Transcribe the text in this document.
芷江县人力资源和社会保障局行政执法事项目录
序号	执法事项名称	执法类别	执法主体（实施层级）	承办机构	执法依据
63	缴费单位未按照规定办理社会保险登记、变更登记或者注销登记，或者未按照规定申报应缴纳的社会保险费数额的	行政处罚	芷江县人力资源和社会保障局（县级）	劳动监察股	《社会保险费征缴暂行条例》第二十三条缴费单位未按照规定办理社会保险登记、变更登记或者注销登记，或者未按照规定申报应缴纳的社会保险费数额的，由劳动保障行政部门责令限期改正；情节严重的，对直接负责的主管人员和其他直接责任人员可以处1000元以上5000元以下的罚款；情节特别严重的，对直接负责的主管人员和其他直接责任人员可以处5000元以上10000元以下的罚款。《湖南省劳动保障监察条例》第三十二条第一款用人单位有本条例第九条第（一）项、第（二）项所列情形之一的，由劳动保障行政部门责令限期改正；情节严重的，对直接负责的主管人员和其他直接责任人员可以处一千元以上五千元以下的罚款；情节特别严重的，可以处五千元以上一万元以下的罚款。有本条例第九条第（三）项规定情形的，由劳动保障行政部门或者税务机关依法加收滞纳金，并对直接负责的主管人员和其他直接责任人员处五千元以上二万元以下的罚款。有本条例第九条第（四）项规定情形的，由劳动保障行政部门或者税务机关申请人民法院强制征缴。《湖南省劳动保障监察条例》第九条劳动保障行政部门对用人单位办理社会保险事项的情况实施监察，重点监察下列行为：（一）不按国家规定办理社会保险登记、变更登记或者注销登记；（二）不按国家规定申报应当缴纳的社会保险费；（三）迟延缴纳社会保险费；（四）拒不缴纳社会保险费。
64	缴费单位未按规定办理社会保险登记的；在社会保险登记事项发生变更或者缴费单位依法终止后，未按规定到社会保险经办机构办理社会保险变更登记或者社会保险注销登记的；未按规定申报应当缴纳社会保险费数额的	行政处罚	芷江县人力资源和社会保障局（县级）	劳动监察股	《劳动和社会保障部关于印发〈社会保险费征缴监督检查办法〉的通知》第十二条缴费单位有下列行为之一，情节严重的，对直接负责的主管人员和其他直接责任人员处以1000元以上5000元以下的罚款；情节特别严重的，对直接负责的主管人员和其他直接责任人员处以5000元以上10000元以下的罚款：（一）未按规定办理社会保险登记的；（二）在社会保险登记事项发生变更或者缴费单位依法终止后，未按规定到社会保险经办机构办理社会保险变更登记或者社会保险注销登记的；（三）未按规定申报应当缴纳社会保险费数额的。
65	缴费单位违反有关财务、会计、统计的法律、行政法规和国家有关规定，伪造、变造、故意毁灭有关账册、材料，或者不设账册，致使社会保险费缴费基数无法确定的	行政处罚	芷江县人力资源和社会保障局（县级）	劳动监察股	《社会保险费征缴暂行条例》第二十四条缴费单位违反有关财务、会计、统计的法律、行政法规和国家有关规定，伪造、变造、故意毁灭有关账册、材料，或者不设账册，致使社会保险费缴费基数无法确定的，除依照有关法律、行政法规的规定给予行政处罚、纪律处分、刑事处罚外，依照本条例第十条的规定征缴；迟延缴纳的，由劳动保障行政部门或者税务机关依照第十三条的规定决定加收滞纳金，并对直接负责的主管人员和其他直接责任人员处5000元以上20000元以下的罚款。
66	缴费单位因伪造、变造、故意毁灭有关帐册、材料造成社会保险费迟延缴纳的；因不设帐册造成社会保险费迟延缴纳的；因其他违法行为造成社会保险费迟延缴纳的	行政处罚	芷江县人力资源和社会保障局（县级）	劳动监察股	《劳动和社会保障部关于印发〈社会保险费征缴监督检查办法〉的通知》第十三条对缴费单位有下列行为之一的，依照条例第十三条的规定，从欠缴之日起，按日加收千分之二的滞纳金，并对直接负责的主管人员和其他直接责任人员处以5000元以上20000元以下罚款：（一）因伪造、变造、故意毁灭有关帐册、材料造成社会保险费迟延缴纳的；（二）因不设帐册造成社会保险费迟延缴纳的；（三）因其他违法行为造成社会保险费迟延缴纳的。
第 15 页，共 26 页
^^^^^^^^
= AIM OF THE TASK =
Repeat the material in full, exactly as it stands.

= THE RESULT =
Transcribe the text in this document.
芷江县人力资源和社会保障局行政执法事项目录
序号	执法事项名称	执法类别	执法主体（实施层级）	承办机构	执法依据
63	缴费单位未按照规定办理社会保险登记、变更登记或者注销登记，或者未按照规定申报应缴纳的社会保险费数额的	行政处罚	芷江县人力资源和社会保障局（县级）	劳动监察股	《社会保险费征缴暂行条例》第二十三条缴费单位未按照规定办理社会保险登记、变更登记或者注销登记，或者未按照规定申报应缴纳的社会保险费数额的，由劳动保障行政部门责令限期改正；情节严重的，对直接负责的主管人员和其他直接责任人员可以处1000元以上5000元以下的罚款；情节特别严重的，对直接负责的主管人员和其他直接责任人员可以处5000元以上10000元以下的罚款。《湖南省劳动保障监察条例》第三十二条第一款用人单位有本条例第九条第（一）项、第（二）项所列情形之一的，由劳动保障行政部门责令限期改正；情节严重的，对直接负责的主管人员和其他直接责任人员可以处一千元以上五千元以下的罚款；情节特别严重的，可以处五千元以上一万元以下的罚款。有本条例第九条第（三）项规定情形的，由劳动保障行政部门或者税务机关依法加收滞纳金，并对直接负责的主管人员和其他直接责任人员处五千元以上二万元以下的罚款。有本条例第九条第（四）项规定情形的，由劳动保障行政部门或者税务机关申请人民法院强制征缴。《湖南省劳动保障监察条例》第九条劳动保障行政部门对用人单位办理社会保险事项的情况实施监察，重点监察下列行为：（一）不按国家规定办理社会保险登记、变更登记或者注销登记；（二）不按国家规定申报应当缴纳的社会保险费；（三）迟延缴纳社会保险费；（四）拒不缴纳社会保险费。
64	缴费单位未按规定办理社会保险登记的；在社会保险登记事项发生变更或者缴费单位依法终止后，未按规定到社会保险经办机构办理社会保险变更登记或者社会保险注销登记的；未按规定申报应当缴纳社会保险费数额的	行政处罚	芷江县人力资源和社会保障局（县级）	劳动监察股	《劳动和社会保障部关于印发〈社会保险费征缴监督检查办法〉的通知》第十二条缴费单位有下列行为之一，情节严重的，对直接负责的主管人员和其他直接责任人员处以1000元以上5000元以下的罚款；情节特别严重的，对直接负责的主管人员和其他直接责任人员处以5000元以上10000元以下的罚款：（一）未按规定办理社会保险登记的；（二）在社会保险登记事项发生变更或者缴费单位依法终止后，未按规定到社会保险经办机构办理社会保险变更登记或者社会保险注销登记的；（三）未按规定申报应当缴纳社会保险费数额的。
65	缴费单位违反有关财务、会计、统计的法律、行政法规和国家有关规定，伪造、变造、故意毁灭有关账册、材料，或者不设账册，致使社会保险费缴费基数无法确定的	行政处罚	芷江县人力资源和社会保障局（县级）	劳动监察股	《社会保险费征缴暂行条例》第二十四条缴费单位违反有关财务、会计、统计的法律、行政法规和国家有关规定，伪造、变造、故意毁灭有关账册、材料，或者不设账册，致使社会保险费缴费基数无法确定的，除依照有关法律、行政法规的规定给予行政处罚、纪律处分、刑事处罚外，依照本条例第十条的规定征缴；迟延缴纳的，由劳动保障行政部门或者税务机关依照第十三条的规定决定加收滞纳金，并对直接负责的主管人员和其他直接责任人员处5000元以上20000元以下的罚款。
66	缴费单位因伪造、变造、故意毁灭有关帐册、材料造成社会保险费迟延缴纳的；因不设帐册造成社会保险费迟延缴纳的；因其他违法行为造成社会保险费迟延缴纳的	行政处罚	芷江县人力资源和社会保障局（县级）	劳动监察股	《劳动和社会保障部关于印发〈社会保险费征缴监督检查办法〉的通知》第十三条对缴费单位有下列行为之一的，依照条例第十三条的规定，从欠缴之日起，按日加收千分之二的滞纳金，并对直接负责的主管人员和其他直接责任人员处以5000元以上20000元以下罚款：（一）因伪造、变造、故意毁灭有关帐册、材料造成社会保险费迟延缴纳的；（二）因不设帐册造成社会保险费迟延缴纳的；（三）因其他违法行为造成社会保险费迟延缴纳的。
第 15 页，共 26 页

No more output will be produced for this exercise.